PROBLEM STATEMENT -
The listing below is the input. Say how many of its lines contain "were", giving the number alone.

SUPPLIED DATA -
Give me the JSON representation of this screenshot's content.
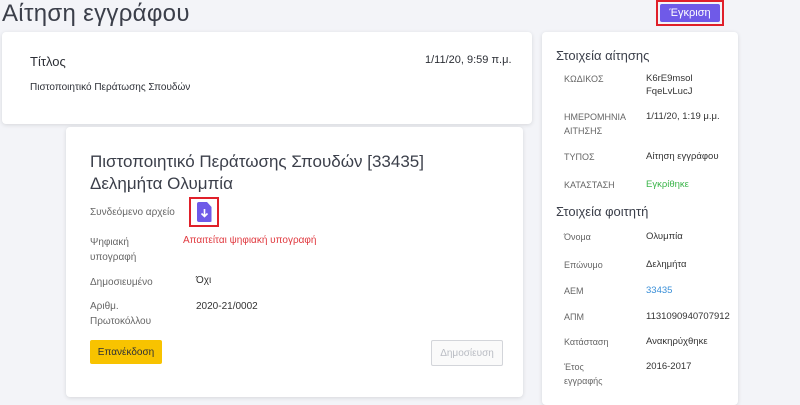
{
  "page": {
    "title": "Αίτηση εγγράφου",
    "approve_label": "Έγκριση"
  },
  "title_card": {
    "label": "Τίτλος",
    "date": "1/11/20, 9:59 π.μ.",
    "value": "Πιστοποιητικό Περάτωσης Σπουδών"
  },
  "main_card": {
    "heading": "Πιστοποιητικό Περάτωσης Σπουδών [33435] Δελημήτα Ολυμπία",
    "attached_file_label": "Συνδεόμενο αρχείο",
    "digital_signature_label": "Ψηφιακή υπογραφή",
    "digital_signature_value": "Απαιτείται ψηφιακή υπογραφή",
    "published_label": "Δημοσιευμένο",
    "published_value": "Όχι",
    "protocol_label": "Αριθμ. Πρωτοκόλλου",
    "protocol_value": "2020-21/0002",
    "reissue_label": "Επανέκδοση",
    "publish_label": "Δημοσίευση"
  },
  "request_details": {
    "heading": "Στοιχεία αίτησης",
    "code_label": "ΚΩΔΙΚΟΣ",
    "code_value": "K6rE9msol FqeLvLucJ",
    "date_label": "ΗΜΕΡΟΜΗΝΙΑ ΑΙΤΗΣΗΣ",
    "date_value": "1/11/20, 1:19 μ.μ.",
    "type_label": "ΤΥΠΟΣ",
    "type_value": "Αίτηση εγγράφου",
    "status_label": "ΚΑΤΑΣΤΑΣΗ",
    "status_value": "Εγκρίθηκε"
  },
  "student_details": {
    "heading": "Στοιχεία φοιτητή",
    "first_name_label": "Όνομα",
    "first_name_value": "Ολυμπία",
    "last_name_label": "Επώνυμο",
    "last_name_value": "Δελημήτα",
    "aem_label": "ΑΕΜ",
    "aem_value": "33435",
    "apm_label": "ΑΠΜ",
    "apm_value": "1131090940707912",
    "state_label": "Κατάσταση",
    "state_value": "Ανακηρύχθηκε",
    "year_label": "Έτος εγγραφής",
    "year_value": "2016-2017"
  },
  "colors": {
    "accent": "#6f5ae8",
    "warning": "#f8c300",
    "danger": "#e0383e",
    "success": "#3bb54a",
    "link": "#3a8fd8"
  },
  "icons": {
    "attached_file": "file-download-icon"
  }
}
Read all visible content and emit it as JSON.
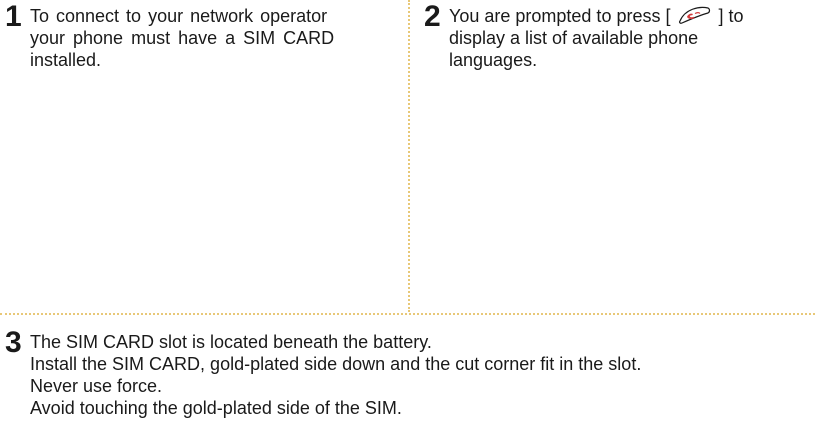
{
  "steps": [
    {
      "number": "1",
      "lines": [
        "To connect to your network operator",
        "your phone must have a SIM CARD",
        "installed."
      ]
    },
    {
      "number": "2",
      "line1_before_icon": "You are prompted to press [",
      "line1_after_icon": "] to",
      "icon": "send-call-key-icon",
      "lines_rest": [
        "display a list of available phone",
        "languages."
      ]
    },
    {
      "number": "3",
      "lines": [
        "The SIM CARD slot is located beneath the battery.",
        "Install the SIM CARD, gold-plated side down and the cut corner fit in the slot.",
        "Never use force.",
        "Avoid touching the gold-plated side of the SIM."
      ]
    }
  ],
  "colors": {
    "divider": "#e8c878",
    "icon_red": "#d33a3a"
  }
}
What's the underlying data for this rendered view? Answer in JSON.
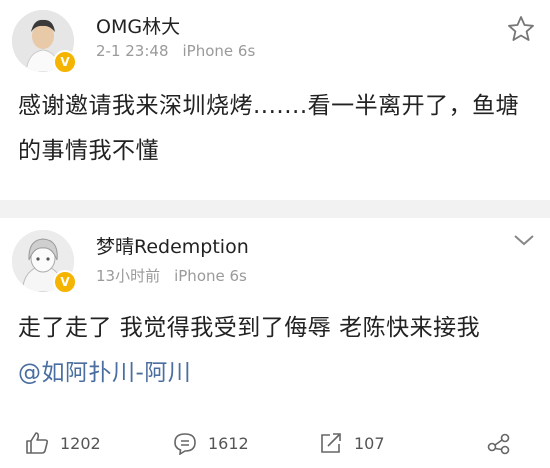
{
  "post1": {
    "username": "OMG林大",
    "date": "2-1 23:48",
    "device": "iPhone 6s",
    "text": "感谢邀请我来深圳烧烤.......看一半离开了，鱼塘的事情我不懂"
  },
  "post2": {
    "username": "梦晴Redemption",
    "time": "13小时前",
    "device": "iPhone 6s",
    "text_before": "走了走了 我觉得我受到了侮辱 老陈快来接我 ",
    "mention": "@如阿扑川-阿川"
  },
  "actions": {
    "likes": "1202",
    "comments": "1612",
    "reposts": "107"
  },
  "icons": [
    "star-icon",
    "chevron-down-icon",
    "like-icon",
    "comment-icon",
    "repost-icon",
    "share-icon",
    "verified-badge-icon"
  ],
  "colors": {
    "badge": "#f5b400",
    "mention": "#4a6ea0",
    "meta": "#9a9a9a"
  }
}
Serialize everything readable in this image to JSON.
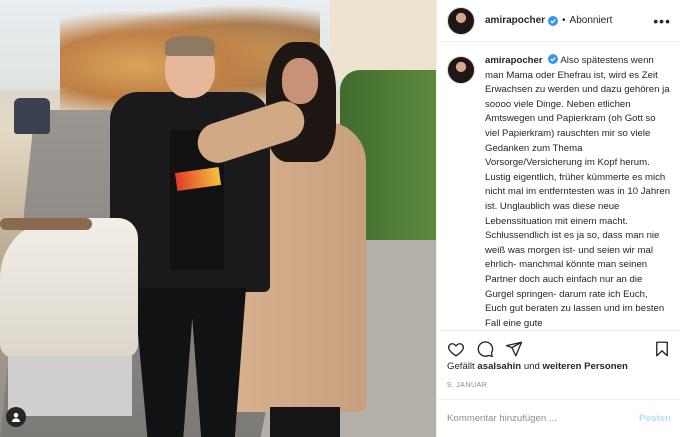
{
  "post": {
    "username": "amirapocher",
    "separator": "•",
    "follow_status": "Abonniert",
    "more_icon": "more-options-icon",
    "verified_color": "#3897f0"
  },
  "caption": {
    "username": "amirapocher",
    "text": "Also spätestens wenn man Mama oder Ehefrau ist, wird es Zeit Erwachsen zu werden und dazu gehören ja soooo viele Dinge. Neben etlichen Amtswegen und Papierkram (oh Gott so viel Papierkram) rauschten mir so viele Gedanken zum Thema Vorsorge/Versicherung im Kopf herum. Lustig eigentlich, früher kümmerte es mich nicht mal im entferntesten was in 10 Jahren ist. Unglaublich was diese neue Lebenssituation mit einem macht. Schlussendlich ist es ja so, dass man nie weiß was morgen ist- und seien wir mal ehrlich- manchmal könnte man seinen Partner doch auch einfach nur an die Gurgel springen- darum rate ich Euch, Euch gut beraten zu lassen und im besten Fall eine gute"
  },
  "actions": {
    "like_icon": "heart-icon",
    "comment_icon": "comment-icon",
    "share_icon": "share-icon",
    "save_icon": "bookmark-icon"
  },
  "likes": {
    "prefix": "Gefällt",
    "user": "asalsahin",
    "middle": "und",
    "others": "weiteren Personen"
  },
  "date": "9. JANUAR",
  "comment": {
    "placeholder": "Kommentar hinzufügen ...",
    "post_label": "Posten",
    "post_color": "#b2dffc"
  },
  "photo": {
    "user_tag_icon": "user-tag-icon"
  }
}
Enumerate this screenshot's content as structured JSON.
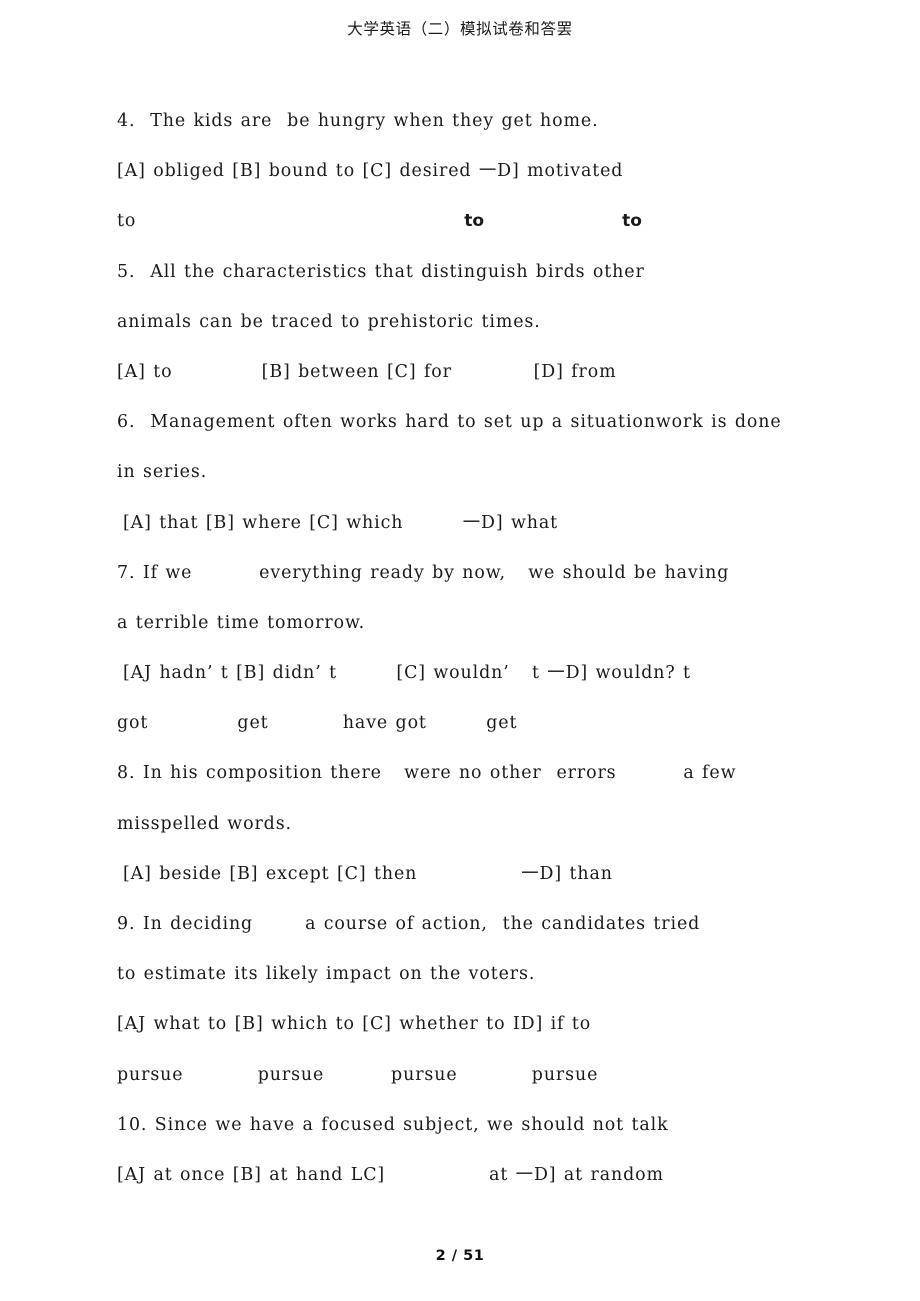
{
  "header": {
    "title": "大学英语（二）模拟试卷和答罢"
  },
  "footer": {
    "page_label": "2 / 51",
    "current_page": 2,
    "total_pages": 51
  },
  "document": {
    "lines": [
      {
        "id": "q4-stem",
        "text": "4.  The kids are  be hungry when they get home."
      },
      {
        "id": "q4-options",
        "text": "[A] obliged [B] bound to [C] desired 一D] motivated"
      },
      {
        "id": "q4-contwords",
        "text": "to"
      },
      {
        "id": "q5-stem-1",
        "text": "5.  All the characteristics that distinguish birds other"
      },
      {
        "id": "q5-stem-2",
        "text": "animals can be traced to prehistoric times."
      },
      {
        "id": "q5-options",
        "text": "[A] to            [B] between [C] for           [D] from"
      },
      {
        "id": "q6-stem-1",
        "text": "6.  Management often works hard to set up a situationwork is done"
      },
      {
        "id": "q6-stem-2",
        "text": "in series."
      },
      {
        "id": "q6-options",
        "text": "[A] that [B] where [C] which        一D] what"
      },
      {
        "id": "q7-stem-1",
        "text": "7. If we         everything ready by now,   we should be having"
      },
      {
        "id": "q7-stem-2",
        "text": "a terrible time tomorrow."
      },
      {
        "id": "q7-options",
        "text": "[AJ hadn’ t [B] didn’ t        [C] wouldn’   t 一D] wouldn? t"
      },
      {
        "id": "q7-contwords",
        "text": "got            get          have got        get"
      },
      {
        "id": "q8-stem-1",
        "text": "8. In his composition there   were no other  errors         a few"
      },
      {
        "id": "q8-stem-2",
        "text": "misspelled words."
      },
      {
        "id": "q8-options",
        "text": "[A] beside [B] except [C] then              一D] than"
      },
      {
        "id": "q9-stem-1",
        "text": "9. In deciding       a course of action,  the candidates tried"
      },
      {
        "id": "q9-stem-2",
        "text": "to estimate its likely impact on the voters."
      },
      {
        "id": "q9-options",
        "text": "[AJ what to [B] which to [C] whether to ID] if to"
      },
      {
        "id": "q9-contwords",
        "text": "pursue          pursue         pursue          pursue"
      },
      {
        "id": "q10-stem",
        "text": "10. Since we have a focused subject, we should not talk"
      },
      {
        "id": "q10-options",
        "text": "[AJ at once [B] at hand LC]              at 一D] at random"
      }
    ],
    "q4_continuation_tokens": {
      "first": "to",
      "second": "to",
      "third": "to"
    },
    "questions": [
      {
        "number": "4.",
        "stem": "The kids are  be hungry when they get home.",
        "options": [
          {
            "label": "[A]",
            "text": "obliged"
          },
          {
            "label": "[B]",
            "text": "bound to"
          },
          {
            "label": "[C]",
            "text": "desired"
          },
          {
            "label": "一D]",
            "text": "motivated"
          }
        ],
        "continuation": [
          "to",
          "to",
          "to"
        ]
      },
      {
        "number": "5.",
        "stem": "All the characteristics that distinguish birds other animals can be traced to prehistoric times.",
        "options": [
          {
            "label": "[A]",
            "text": "to"
          },
          {
            "label": "[B]",
            "text": "between"
          },
          {
            "label": "[C]",
            "text": "for"
          },
          {
            "label": "[D]",
            "text": "from"
          }
        ],
        "continuation": []
      },
      {
        "number": "6.",
        "stem": "Management often works hard to set up a situationwork is done in series.",
        "options": [
          {
            "label": "[A]",
            "text": "that"
          },
          {
            "label": "[B]",
            "text": "where"
          },
          {
            "label": "[C]",
            "text": "which"
          },
          {
            "label": "一D]",
            "text": "what"
          }
        ],
        "continuation": []
      },
      {
        "number": "7.",
        "stem": "If we         everything ready by now,   we should be having a terrible time tomorrow.",
        "options": [
          {
            "label": "[AJ",
            "text": "hadn’ t"
          },
          {
            "label": "[B]",
            "text": "didn’ t"
          },
          {
            "label": "[C]",
            "text": "wouldn’   t"
          },
          {
            "label": "一D]",
            "text": "wouldn? t"
          }
        ],
        "continuation": [
          "got",
          "get",
          "have got",
          "get"
        ]
      },
      {
        "number": "8.",
        "stem": "In his composition there   were no other  errors         a few misspelled words.",
        "options": [
          {
            "label": "[A]",
            "text": "beside"
          },
          {
            "label": "[B]",
            "text": "except"
          },
          {
            "label": "[C]",
            "text": "then"
          },
          {
            "label": "一D]",
            "text": "than"
          }
        ],
        "continuation": []
      },
      {
        "number": "9.",
        "stem": "In deciding       a course of action,  the candidates tried to estimate its likely impact on the voters.",
        "options": [
          {
            "label": "[AJ",
            "text": "what to"
          },
          {
            "label": "[B]",
            "text": "which to"
          },
          {
            "label": "[C]",
            "text": "whether to"
          },
          {
            "label": "ID]",
            "text": "if to"
          }
        ],
        "continuation": [
          "pursue",
          "pursue",
          "pursue",
          "pursue"
        ]
      },
      {
        "number": "10.",
        "stem": "Since we have a focused subject, we should not talk",
        "options": [
          {
            "label": "[AJ",
            "text": "at once"
          },
          {
            "label": "[B]",
            "text": "at hand"
          },
          {
            "label": "LC]",
            "text": "at"
          },
          {
            "label": "一D]",
            "text": "at random"
          }
        ],
        "continuation": []
      }
    ]
  },
  "colors": {
    "page_background": "#ffffff",
    "body_text": "#1a1a1a",
    "header_text": "#1b1b1b",
    "footer_text": "#101010"
  }
}
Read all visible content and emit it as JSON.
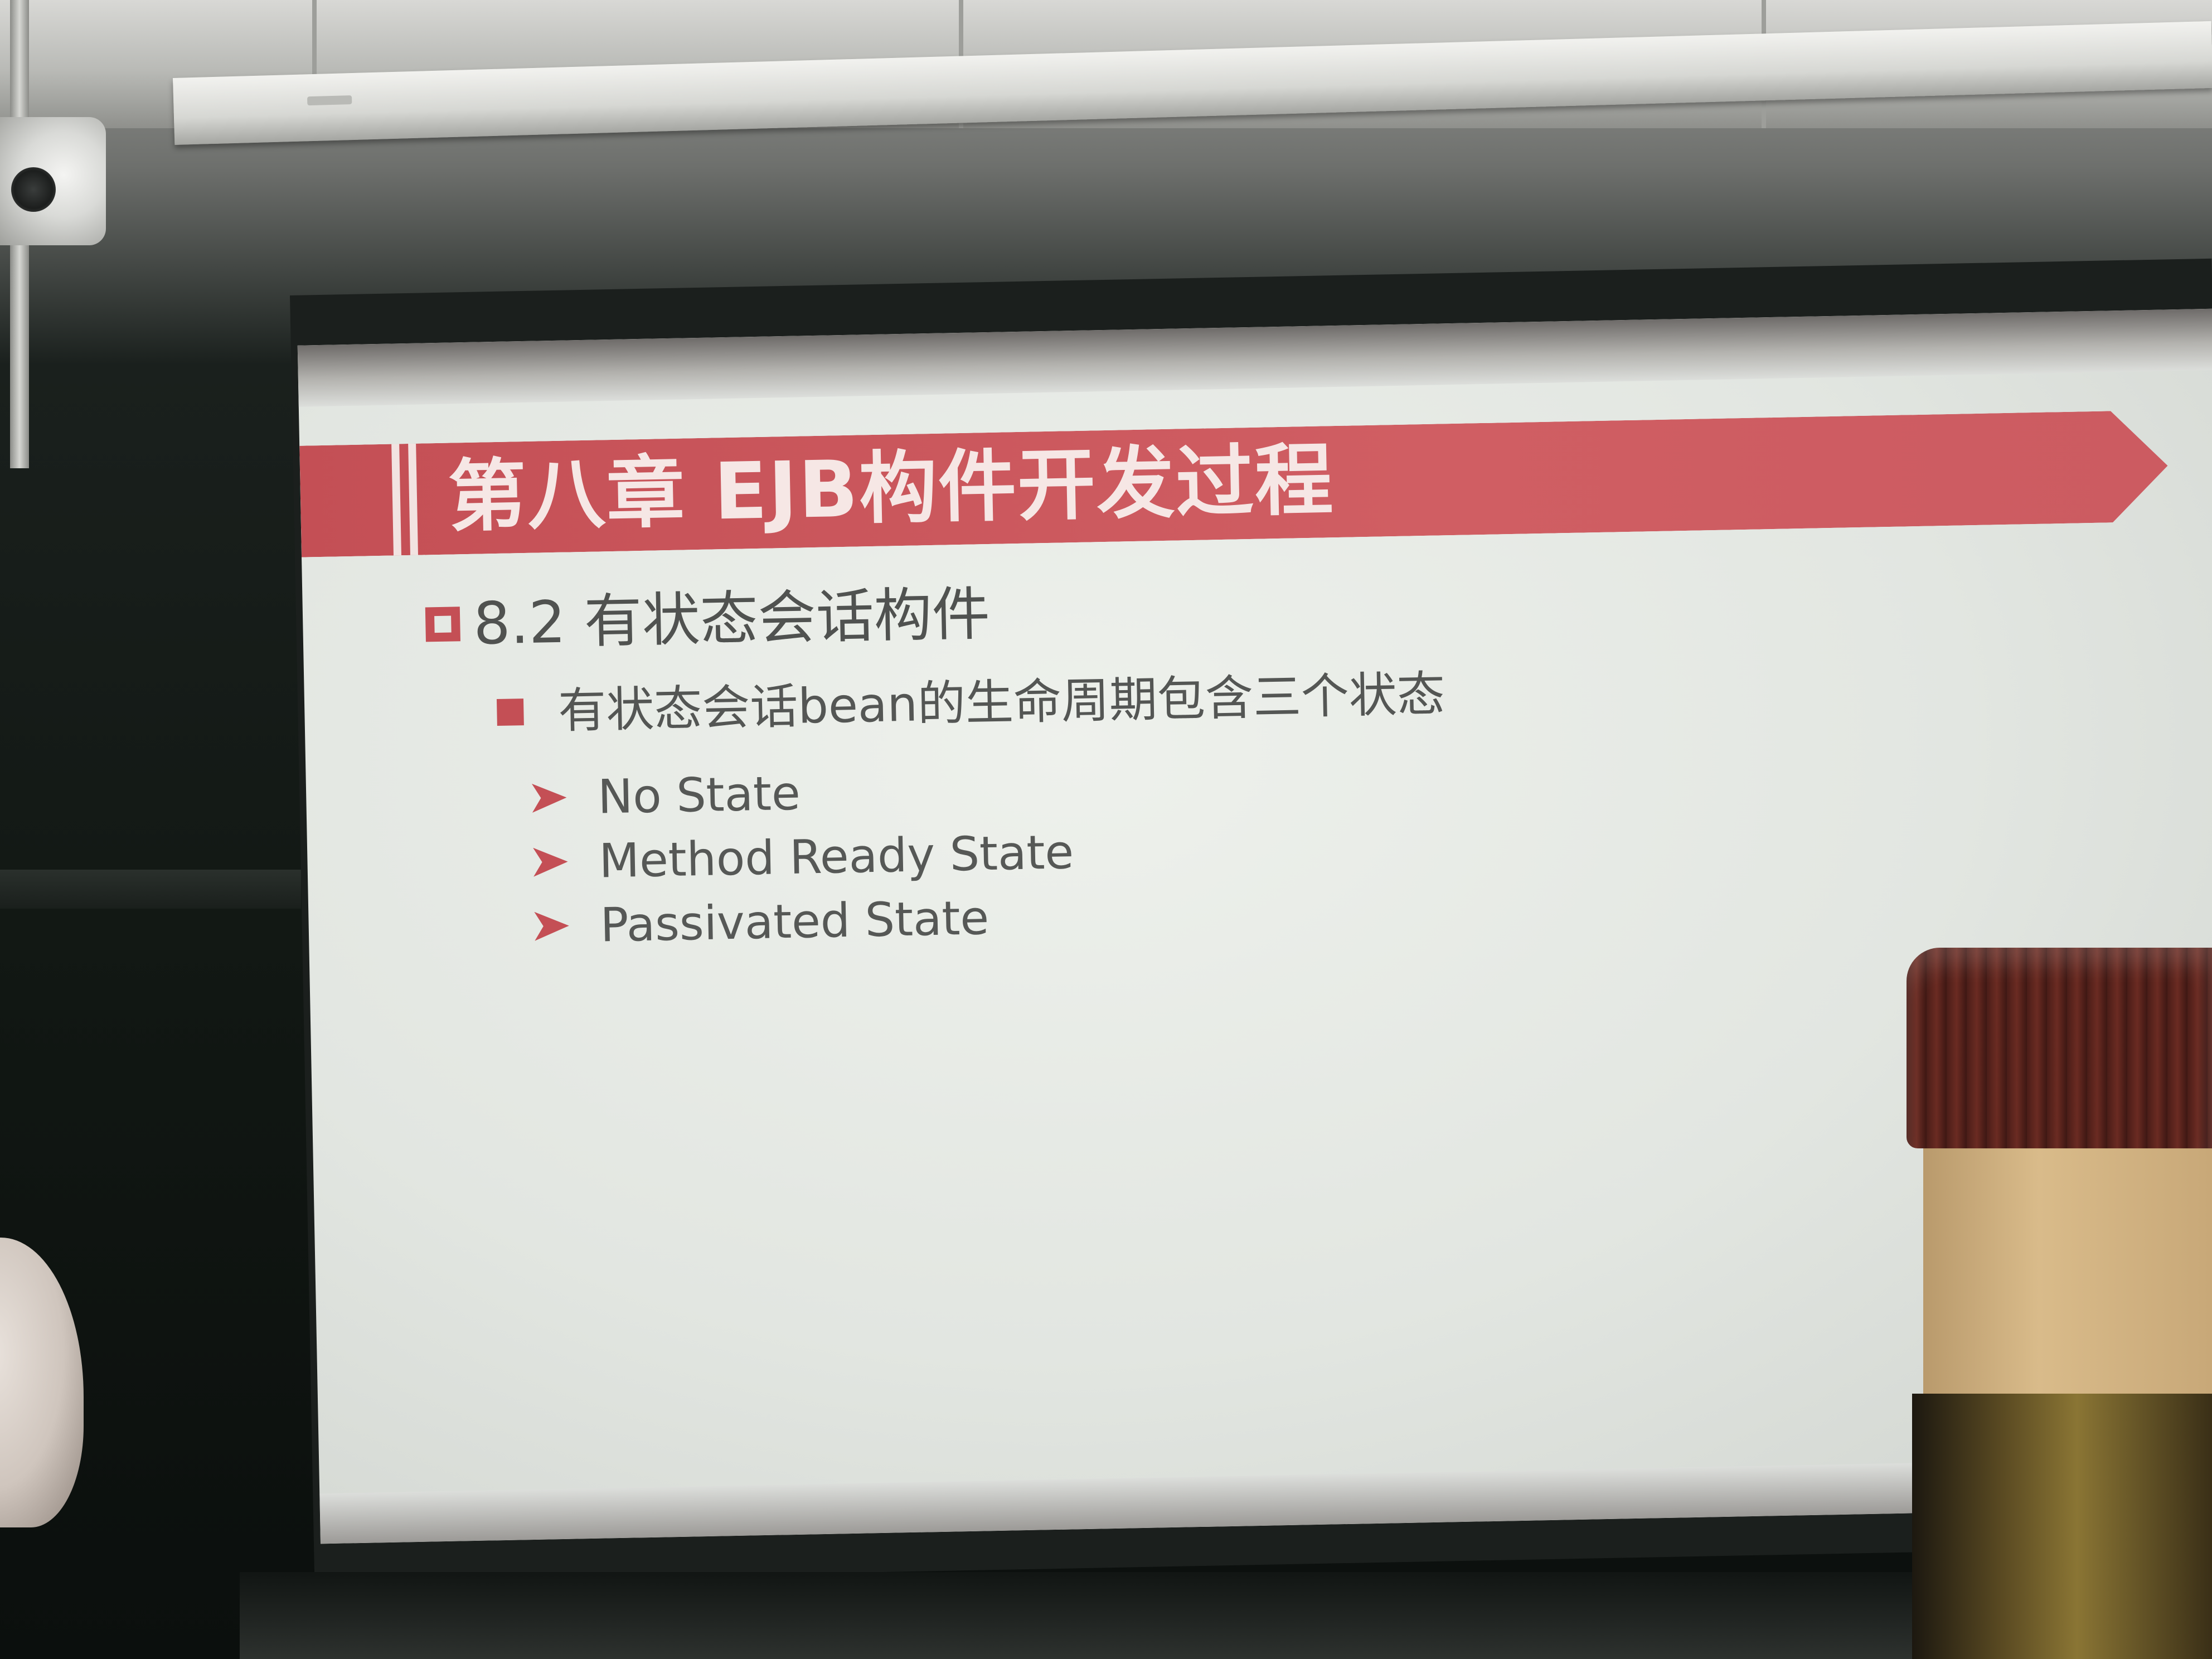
{
  "slide": {
    "title": "第八章 EJB构件开发过程",
    "section": "8.2 有状态会话构件",
    "bullet": "有状态会话bean的生命周期包含三个状态",
    "states": [
      "No State",
      "Method Ready State",
      "Passivated State"
    ]
  },
  "colors": {
    "accent": "#c44f55",
    "slide_background": "#e6eae5",
    "text": "#505250"
  },
  "icons": {
    "section_marker": "hollow-square-icon",
    "bullet_marker": "filled-square-icon",
    "sub_bullet_marker": "arrow-bullet-icon"
  }
}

FULL OUTPUT -
2